▶
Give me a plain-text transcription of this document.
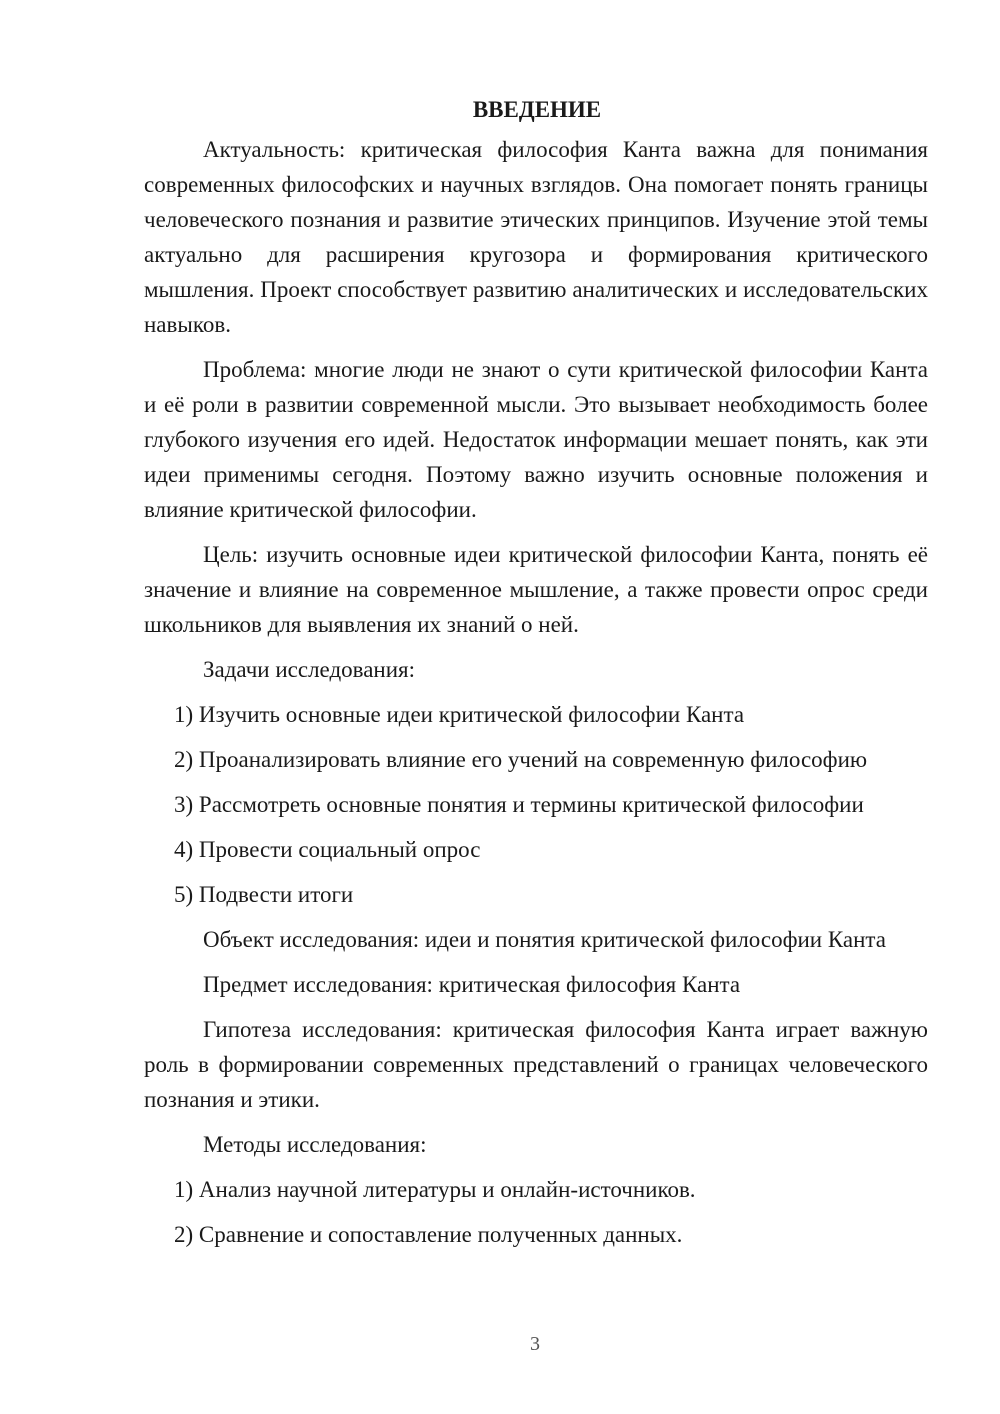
ВВЕДЕНИЕ

Актуальность: критическая философия Канта важна для понимания современных философских и научных взглядов. Она помогает понять границы человеческого познания и развитие этических принципов. Изучение этой темы актуально для расширения кругозора и формирования критического мышления. Проект способствует развитию аналитических и исследовательских навыков.

Проблема: многие люди не знают о сути критической философии Канта и её роли в развитии современной мысли. Это вызывает необходимость более глубокого изучения его идей. Недостаток информации мешает понять, как эти идеи применимы сегодня. Поэтому важно изучить основные положения и влияние критической философии.

Цель: изучить основные идеи критической философии Канта, понять её значение и влияние на современное мышление, а также провести опрос среди школьников для выявления их знаний о ней.

Задачи исследования:
1) Изучить основные идеи критической философии Канта
2) Проанализировать влияние его учений на современную философию
3) Рассмотреть основные понятия и термины критической философии
4) Провести социальный опрос
5) Подвести итоги

Объект исследования: идеи и понятия критической философии Канта

Предмет исследования: критическая философия Канта

Гипотеза исследования: критическая философия Канта играет важную роль в формировании современных представлений о границах человеческого познания и этики.

Методы исследования:
1) Анализ научной литературы и онлайн-источников.
2) Сравнение и сопоставление полученных данных.
3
◀
Provide only the number of lines in the entries that hold the word "исследования".

(OUTPUT OF THE EXERCISE): 5